[GIVEN REQUEST] Print, without any change, the part of the mini moss thread that opens with the words containing "That is all" and closes with "in the past.".

[EXCERPTED TEXT]

┌──

# Planted Tanks > Plant Talk > Aquatic Moss Club >  Mini Moss

## strung_0ut

I have gotten a few request for a so-called mini moss in the past couple months and what can I say, that it doesn't exist or is it just a mistaken identity for an easily found moss all over? This moss has duped me and my money for long enough. My guess is that it is either singapore or christmas moss. I've seen both of them look like that famous picture from mynatureaquarium.com. Has anyone ever really been there? Anyone ever seen that actual piece? I say we ban that picture from the internet, because everyone keeps getting suckered into it. I'm just playing = ). Here is the mini moss I have gotten awhile back from Adrian who sells on aquabid. He is a nice and honest guy and I'm in no way trying to slander him in anyway, especially since its very very hard to identify moss. So if I offended you buddy, get back to me right away, and I'll edit this up.



And here is a singapore moss which originally was identified as a kind've erect moss growing downward like christmas. Mr. Loh later on showed a his moss pole and it was identified as singapore moss. 



When I first received this moss, I knew it was more than just singapore moss. There was just something special about it, it grew at a different pace, and grew in a different structure. This is why I do not get the whole morphology of mosses. I know, if you go back to the old days, if I grew the same moss that Nicholas Chung sent me they would not be the same. I still have some of that moss growing emersed in tub. Perhaps I should try it out. 



That is all for now along with the few more pictures in the upcoming posts.

Best Regards,

Dennis

----------


## strung_0ut

This same moss, resembled the narrow christmas structure of Mr. Loh's moss pole with lesser light in the past.



Getting a overhead view was the hardest, as it always kept coming out blurry. I wish you could see it clearer.



Best Regards,
Dennis

P.S. sometimes I get the feeling there is a conspiracy around mosses. Haha = ), just kidding again.

----------


## Green Baron

Dennis,
Personally I believe what is called Mini Moss is actually Singapore Moss. I have had singapore moss which looks like Jason's Mini Moss.

The other moss you have is something different. I came across this moss about 6 months back in a LFS here in Singapore and the owner told me it is 'Christmas Moss'. I knew it is not the regular Christmas or Singapore moss so I bought some and they are now growing in my tank.

└──

[DATA ROWS]
┌──

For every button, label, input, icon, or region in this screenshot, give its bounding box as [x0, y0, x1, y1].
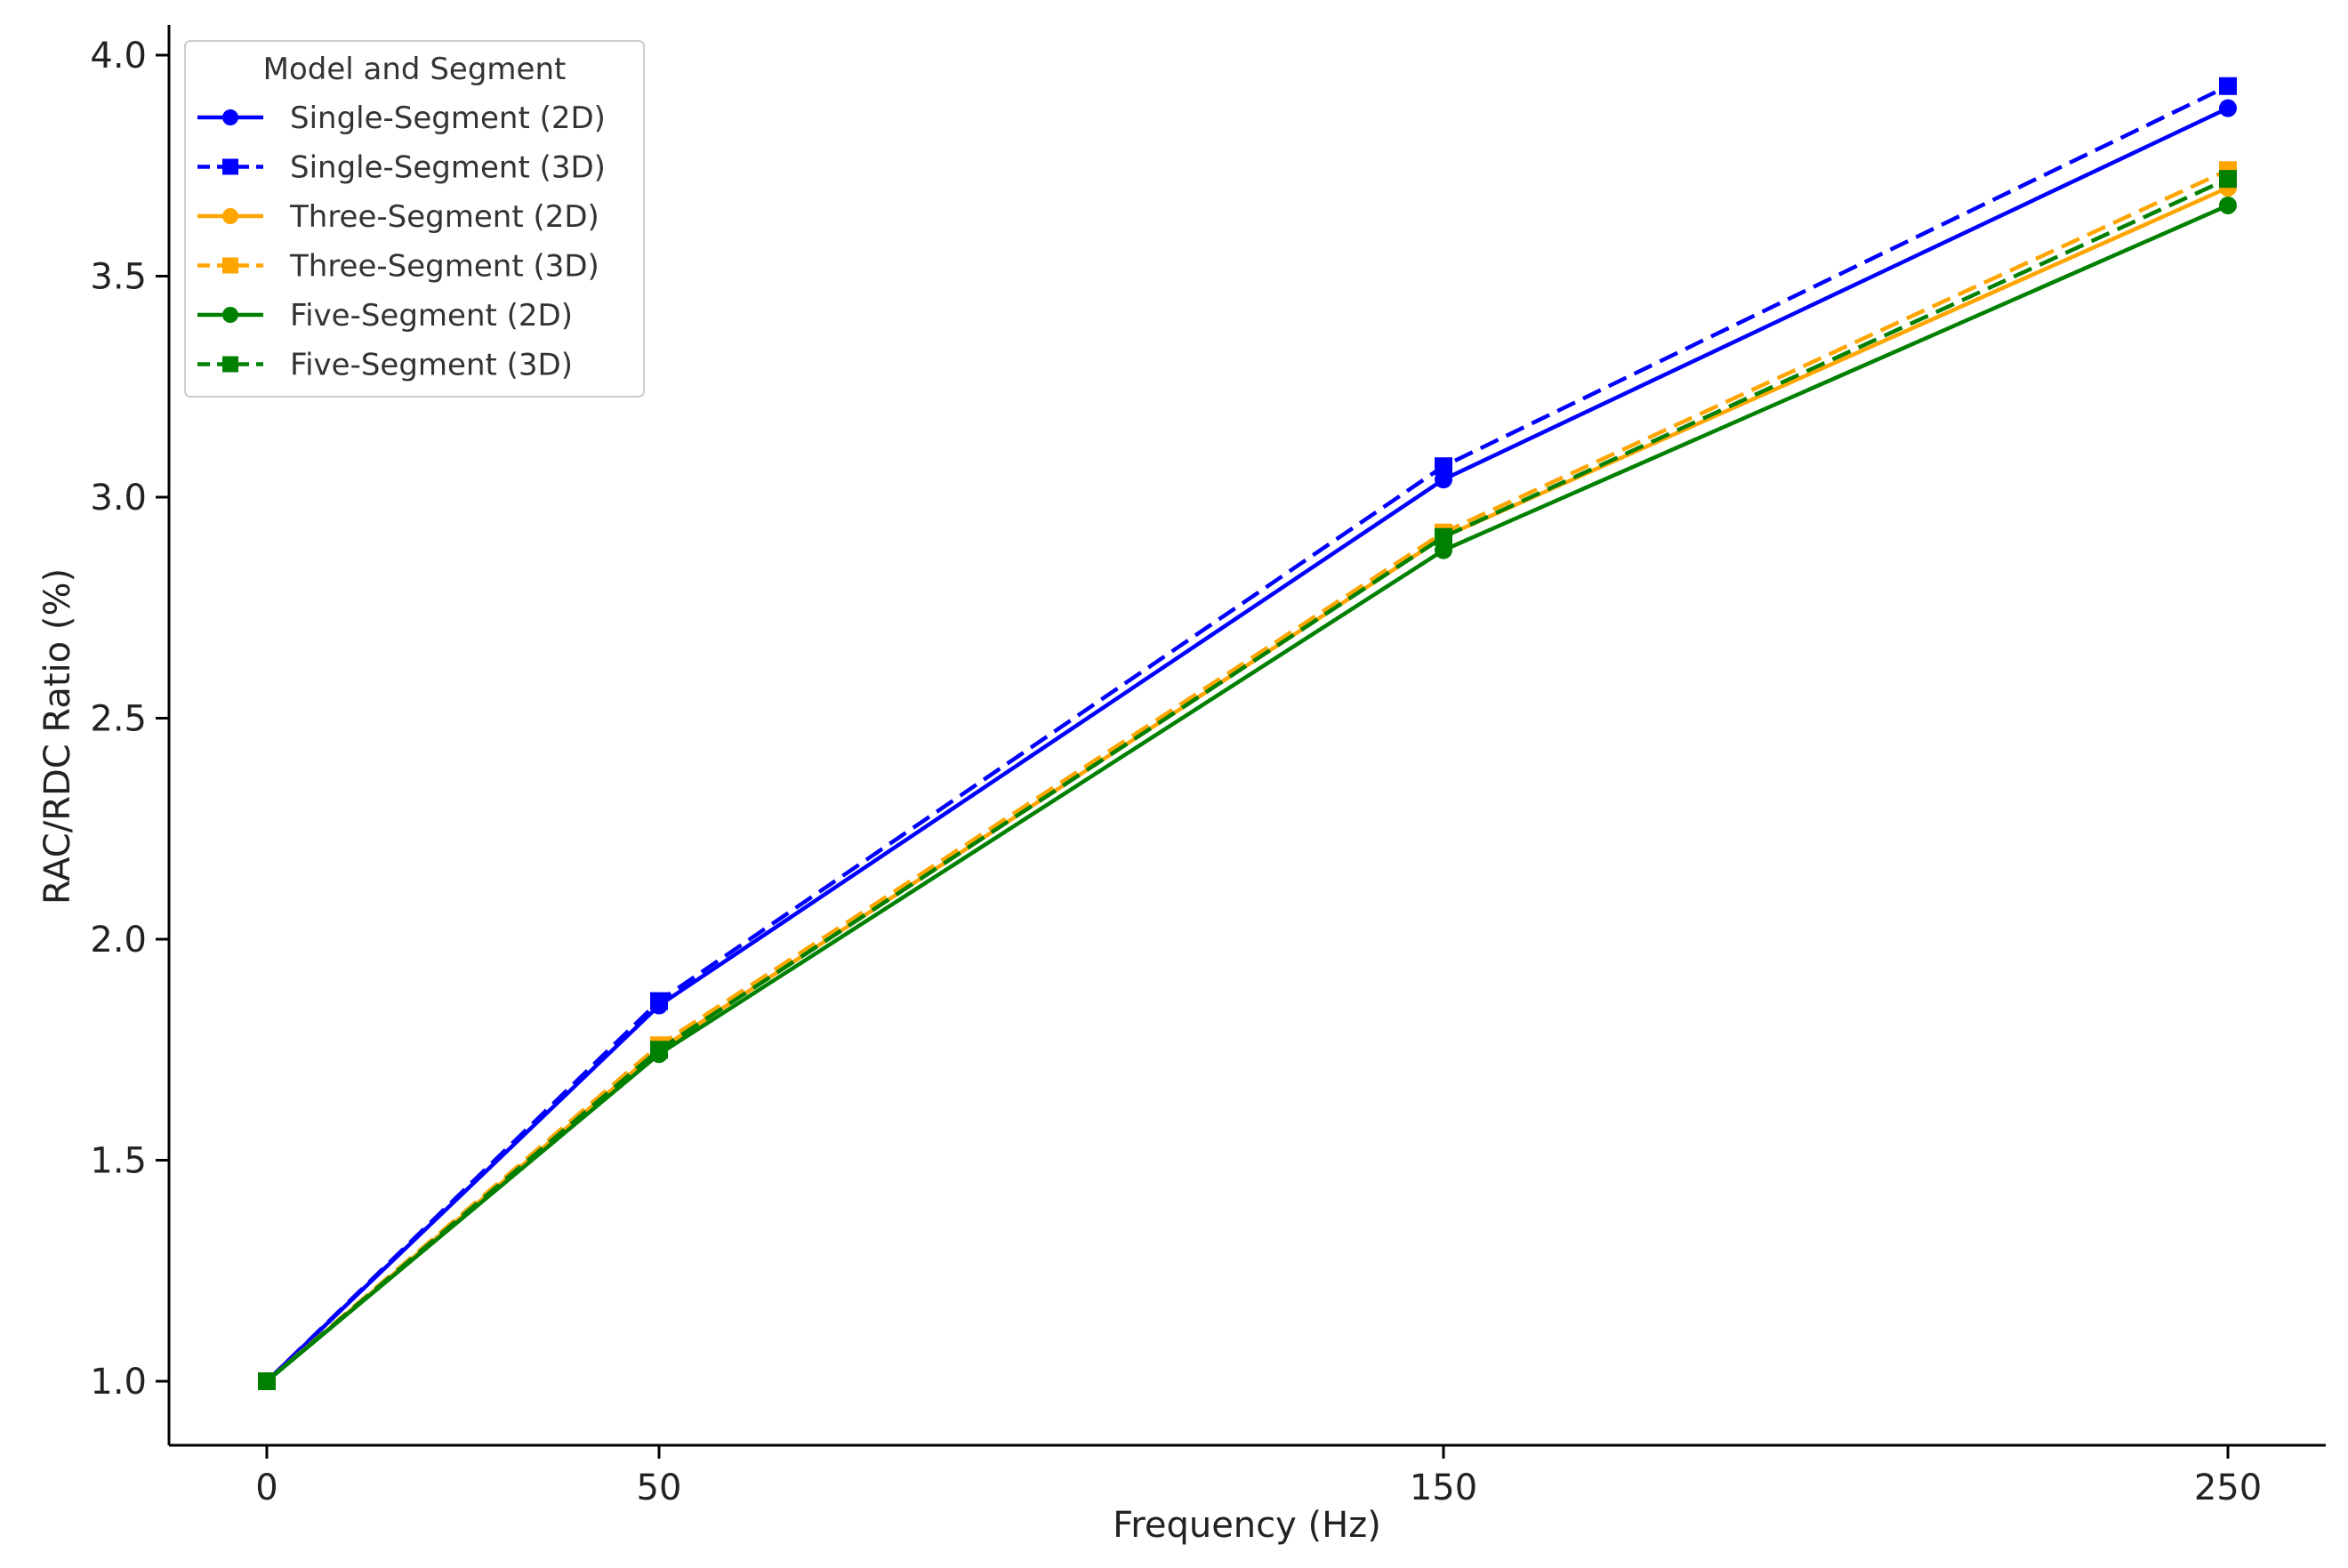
series-five-segment-3d: [258, 170, 2237, 1390]
data-point: [1435, 527, 1452, 546]
x-tick-label: 0: [255, 1467, 277, 1508]
data-point: [650, 1041, 668, 1059]
y-tick-label: 3.5: [90, 257, 147, 298]
x-tick-label: 150: [1410, 1467, 1477, 1508]
legend-entry: Single-Segment (2D): [197, 101, 606, 136]
data-point: [650, 992, 668, 1010]
data-point: [2219, 196, 2237, 214]
legend-box: [184, 40, 645, 398]
legend-title: Model and Segment: [263, 52, 567, 87]
plot-lines: [258, 76, 2237, 1390]
legend-entry: Three-Segment (3D): [197, 249, 599, 285]
y-ticks: 1.0 1.5 2.0 2.5 3.0 3.5 4.0: [90, 36, 169, 1403]
legend-label: Single-Segment (3D): [290, 150, 606, 186]
series-line: [265, 203, 2229, 1383]
legend-label: Three-Segment (2D): [289, 199, 599, 235]
legend: Model and Segment Single-Segment (2D)Sin…: [184, 40, 645, 398]
legend-label: Five-Segment (2D): [290, 298, 573, 334]
legend-entry: Single-Segment (3D): [197, 150, 606, 186]
series-single-segment-3d: [258, 76, 2237, 1390]
legend-marker: [222, 109, 238, 125]
legend-marker: [222, 356, 238, 373]
legend-marker: [222, 208, 238, 224]
legend-entry: Five-Segment (3D): [197, 348, 573, 383]
series-line: [265, 84, 2229, 1383]
data-point: [2219, 99, 2237, 117]
data-point: [1435, 457, 1452, 476]
data-point: [2219, 170, 2237, 189]
x-tick-label: 250: [2194, 1467, 2262, 1508]
legend-label: Single-Segment (2D): [290, 101, 606, 136]
legend-entry: Five-Segment (2D): [197, 298, 573, 334]
y-tick-label: 2.5: [90, 699, 147, 740]
y-tick-label: 1.0: [90, 1362, 147, 1403]
legend-label: Five-Segment (3D): [290, 348, 573, 383]
legend-marker: [222, 257, 238, 274]
legend-entries: Single-Segment (2D) Single-Segment (3D) Th…: [197, 101, 606, 383]
series-line: [265, 177, 2229, 1383]
data-point: [258, 1372, 276, 1390]
legend-entry: Three-Segment (2D): [197, 199, 599, 235]
y-axis-label: RAC/RDC Ratio (%): [37, 568, 78, 905]
y-tick-label: 2.0: [90, 920, 147, 961]
data-point: [2219, 76, 2237, 95]
x-axis-label: Frequency (Hz): [1113, 1505, 1381, 1546]
y-tick-label: 3.0: [90, 478, 147, 519]
x-ticks: 0 50 150 250: [255, 1445, 2262, 1508]
y-tick-label: 4.0: [90, 36, 147, 76]
legend-label: Three-Segment (3D): [289, 249, 599, 285]
legend-marker: [222, 158, 238, 175]
legend-marker: [222, 307, 238, 323]
x-tick-label: 50: [637, 1467, 682, 1508]
axes: [167, 25, 2326, 1447]
y-tick-label: 1.5: [90, 1141, 147, 1182]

└──

[OUTPUT OF THE TASK]
That is all for now along with the few more pictures in the upcoming posts.

Best Regards,

Dennis

----------


## strung_0ut

This same moss, resembled the narrow christmas structure of Mr. Loh's moss pole with lesser light in the past.